# SHORT TASK
Your task is to extract every entry that follows word for word while excluding the pictures.

— Begin DATA FOR THE TASK —

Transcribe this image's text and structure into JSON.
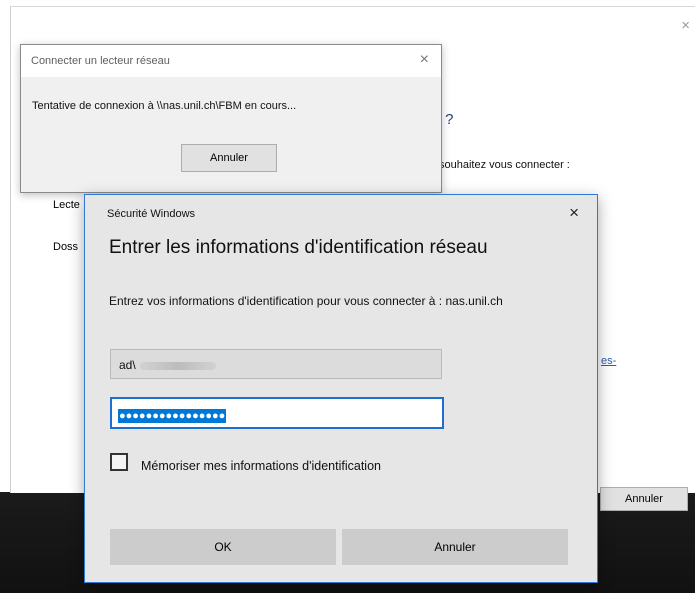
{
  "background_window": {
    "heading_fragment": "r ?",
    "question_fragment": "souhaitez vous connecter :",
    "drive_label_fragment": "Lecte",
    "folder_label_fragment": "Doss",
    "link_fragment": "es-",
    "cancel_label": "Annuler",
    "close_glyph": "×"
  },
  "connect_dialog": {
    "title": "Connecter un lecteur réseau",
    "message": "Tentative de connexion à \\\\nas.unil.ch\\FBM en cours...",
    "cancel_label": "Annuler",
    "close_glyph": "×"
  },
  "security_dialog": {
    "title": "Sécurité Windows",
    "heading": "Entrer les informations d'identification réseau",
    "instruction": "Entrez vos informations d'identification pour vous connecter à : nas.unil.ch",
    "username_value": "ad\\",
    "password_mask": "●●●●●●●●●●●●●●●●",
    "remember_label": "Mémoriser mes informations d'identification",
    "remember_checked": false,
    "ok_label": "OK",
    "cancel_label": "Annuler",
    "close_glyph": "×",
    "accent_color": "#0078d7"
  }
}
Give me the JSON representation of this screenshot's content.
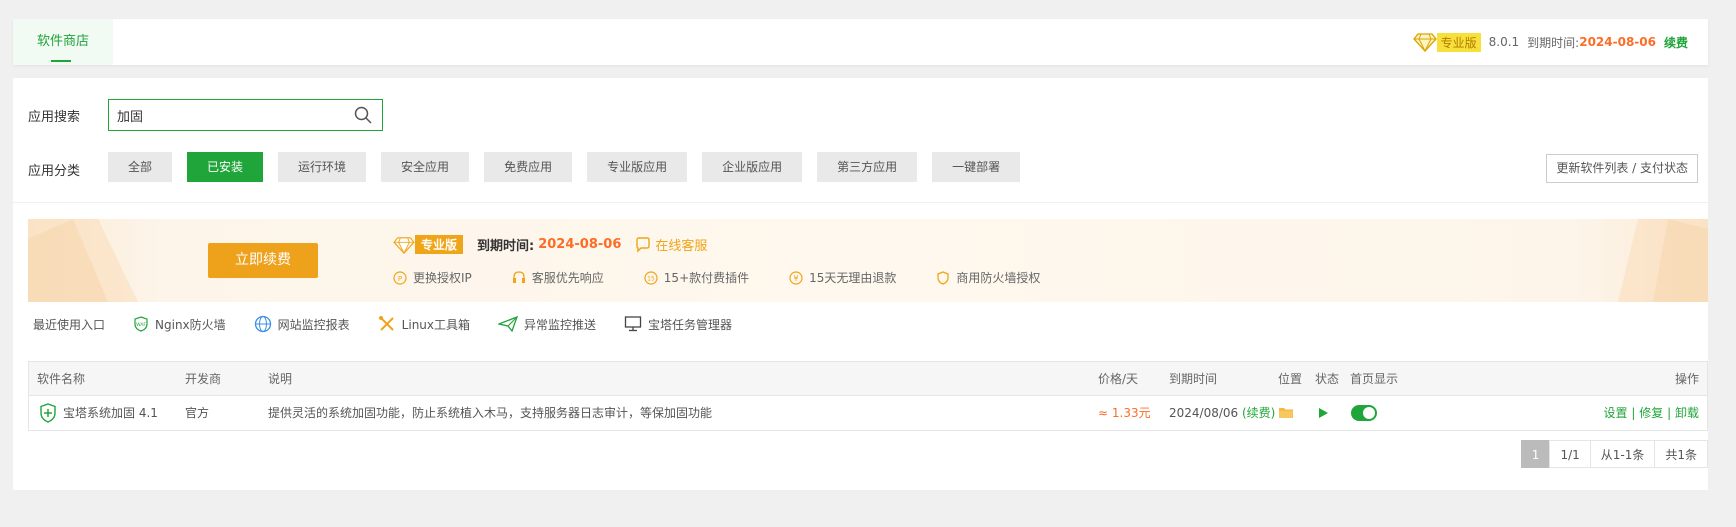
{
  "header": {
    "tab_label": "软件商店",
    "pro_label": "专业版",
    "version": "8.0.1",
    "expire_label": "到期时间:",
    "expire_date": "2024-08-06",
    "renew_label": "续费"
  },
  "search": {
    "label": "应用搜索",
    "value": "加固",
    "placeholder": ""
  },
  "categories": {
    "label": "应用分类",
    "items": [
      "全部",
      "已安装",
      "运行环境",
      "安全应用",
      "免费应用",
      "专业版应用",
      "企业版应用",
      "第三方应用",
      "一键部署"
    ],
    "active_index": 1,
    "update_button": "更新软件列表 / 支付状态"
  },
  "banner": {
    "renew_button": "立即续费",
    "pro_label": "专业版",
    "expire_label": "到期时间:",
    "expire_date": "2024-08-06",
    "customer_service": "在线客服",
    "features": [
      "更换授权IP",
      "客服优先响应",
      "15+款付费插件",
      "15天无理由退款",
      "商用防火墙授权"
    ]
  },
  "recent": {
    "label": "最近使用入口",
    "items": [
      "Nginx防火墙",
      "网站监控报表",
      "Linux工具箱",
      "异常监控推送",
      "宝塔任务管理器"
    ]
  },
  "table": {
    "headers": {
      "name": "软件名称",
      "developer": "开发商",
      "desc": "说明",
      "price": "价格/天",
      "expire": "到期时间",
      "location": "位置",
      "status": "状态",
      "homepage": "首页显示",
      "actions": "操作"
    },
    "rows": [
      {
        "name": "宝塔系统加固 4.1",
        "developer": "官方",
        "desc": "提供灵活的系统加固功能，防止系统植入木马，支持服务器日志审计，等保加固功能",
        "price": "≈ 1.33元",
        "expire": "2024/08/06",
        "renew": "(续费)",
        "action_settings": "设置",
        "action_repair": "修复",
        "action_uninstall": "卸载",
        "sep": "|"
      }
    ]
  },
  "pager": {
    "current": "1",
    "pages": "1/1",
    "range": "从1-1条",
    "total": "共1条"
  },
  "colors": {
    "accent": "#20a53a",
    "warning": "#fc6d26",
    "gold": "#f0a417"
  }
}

— End DATA FOR THE TASK —

# ANSWER TO THE TASK
Transcribe this image's text and structure into JSON.
{
  "background_window": {
    "heading_fragment": "r ?",
    "question_fragment": "souhaitez vous connecter :",
    "drive_label_fragment": "Lecte",
    "folder_label_fragment": "Doss",
    "link_fragment": "es-",
    "cancel_label": "Annuler",
    "close_glyph": "×"
  },
  "connect_dialog": {
    "title": "Connecter un lecteur réseau",
    "message": "Tentative de connexion à \\\\nas.unil.ch\\FBM en cours...",
    "cancel_label": "Annuler",
    "close_glyph": "×"
  },
  "security_dialog": {
    "title": "Sécurité Windows",
    "heading": "Entrer les informations d'identification réseau",
    "instruction": "Entrez vos informations d'identification pour vous connecter à : nas.unil.ch",
    "username_value": "ad\\",
    "password_mask": "●●●●●●●●●●●●●●●●",
    "remember_label": "Mémoriser mes informations d'identification",
    "remember_checked": false,
    "ok_label": "OK",
    "cancel_label": "Annuler",
    "close_glyph": "×",
    "accent_color": "#0078d7"
  }
}
Give me the JSON representation of this screenshot's content.
{
  "header": {
    "tab_label": "软件商店",
    "pro_label": "专业版",
    "version": "8.0.1",
    "expire_label": "到期时间:",
    "expire_date": "2024-08-06",
    "renew_label": "续费"
  },
  "search": {
    "label": "应用搜索",
    "value": "加固",
    "placeholder": ""
  },
  "categories": {
    "label": "应用分类",
    "items": [
      "全部",
      "已安装",
      "运行环境",
      "安全应用",
      "免费应用",
      "专业版应用",
      "企业版应用",
      "第三方应用",
      "一键部署"
    ],
    "active_index": 1,
    "update_button": "更新软件列表 / 支付状态"
  },
  "banner": {
    "renew_button": "立即续费",
    "pro_label": "专业版",
    "expire_label": "到期时间:",
    "expire_date": "2024-08-06",
    "customer_service": "在线客服",
    "features": [
      "更换授权IP",
      "客服优先响应",
      "15+款付费插件",
      "15天无理由退款",
      "商用防火墙授权"
    ]
  },
  "recent": {
    "label": "最近使用入口",
    "items": [
      "Nginx防火墙",
      "网站监控报表",
      "Linux工具箱",
      "异常监控推送",
      "宝塔任务管理器"
    ]
  },
  "table": {
    "headers": {
      "name": "软件名称",
      "developer": "开发商",
      "desc": "说明",
      "price": "价格/天",
      "expire": "到期时间",
      "location": "位置",
      "status": "状态",
      "homepage": "首页显示",
      "actions": "操作"
    },
    "rows": [
      {
        "name": "宝塔系统加固 4.1",
        "developer": "官方",
        "desc": "提供灵活的系统加固功能，防止系统植入木马，支持服务器日志审计，等保加固功能",
        "price": "≈ 1.33元",
        "expire": "2024/08/06",
        "renew": "(续费)",
        "action_settings": "设置",
        "action_repair": "修复",
        "action_uninstall": "卸载",
        "sep": "|"
      }
    ]
  },
  "pager": {
    "current": "1",
    "pages": "1/1",
    "range": "从1-1条",
    "total": "共1条"
  },
  "colors": {
    "accent": "#20a53a",
    "warning": "#fc6d26",
    "gold": "#f0a417"
  }
}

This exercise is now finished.